> _To do_: Identify each line below that contains the word "音乐文化管理", and copy it out.

Given entries start

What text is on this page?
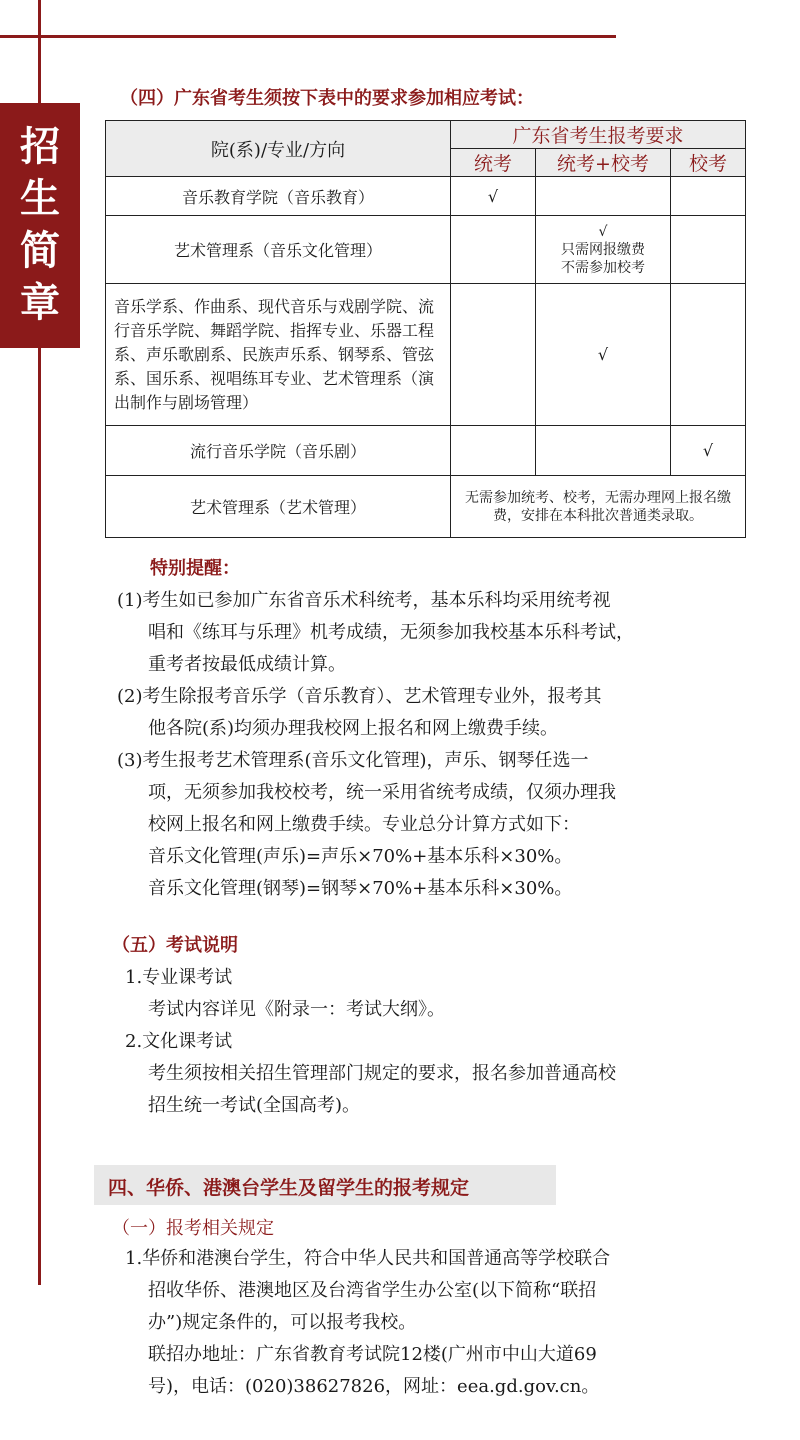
招
生
简
章
（四）广东省考生须按下表中的要求参加相应考试：
院(系)/专业/方向	广东省考生报考要求		
	统考	统考+校考	校考
音乐教育学院（音乐教育）	√		
艺术管理系（音乐文化管理）		√
只需网报缴费
不需参加校考	

音乐学系、作曲系、现代音乐与戏剧学院、流行音乐学院、舞蹈学院、指挥专业、乐器工程系、声乐歌剧系、民族声乐系、钢琴系、管弦系、国乐系、视唱练耳专业、艺术管理系（演出制作与剧场管理）		√	
流行音乐学院（音乐剧）			√
艺术管理系（艺术管理）	无需参加统考、校考，无需办理网上报名缴费，安排在本科批次普通类录取。		
特别提醒：
(1)考生如已参加广东省音乐术科统考，基本乐科均采用统考视
唱和《练耳与乐理》机考成绩，无须参加我校基本乐科考试，
重考者按最低成绩计算。
(2)考生除报考音乐学（音乐教育）、艺术管理专业外，报考其
他各院(系)均须办理我校网上报名和网上缴费手续。
(3)考生报考艺术管理系(音乐文化管理)，声乐、钢琴任选一
项，无须参加我校校考，统一采用省统考成绩，仅须办理我
校网上报名和网上缴费手续。专业总分计算方式如下：
音乐文化管理(声乐)=声乐×70%+基本乐科×30%。
音乐文化管理(钢琴)=钢琴×70%+基本乐科×30%。
（五）考试说明
1.专业课考试
考试内容详见《附录一：考试大纲》。
2.文化课考试
考生须按相关招生管理部门规定的要求，报名参加普通高校
招生统一考试(全国高考)。
四、华侨、港澳台学生及留学生的报考规定
（一）报考相关规定
1.华侨和港澳台学生，符合中华人民共和国普通高等学校联合
招收华侨、港澳地区及台湾省学生办公室(以下简称“联招
办”)规定条件的，可以报考我校。
联招办地址：广东省教育考试院12楼(广州市中山大道69
号)，电话：(020)38627826，网址：eea.gd.gov.cn。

Given entries end

> _Solution to this problem_:
艺术管理系（音乐文化管理）		√
(3)考生报考艺术管理系(音乐文化管理)，声乐、钢琴任选一
音乐文化管理(声乐)=声乐×70%+基本乐科×30%。
音乐文化管理(钢琴)=钢琴×70%+基本乐科×30%。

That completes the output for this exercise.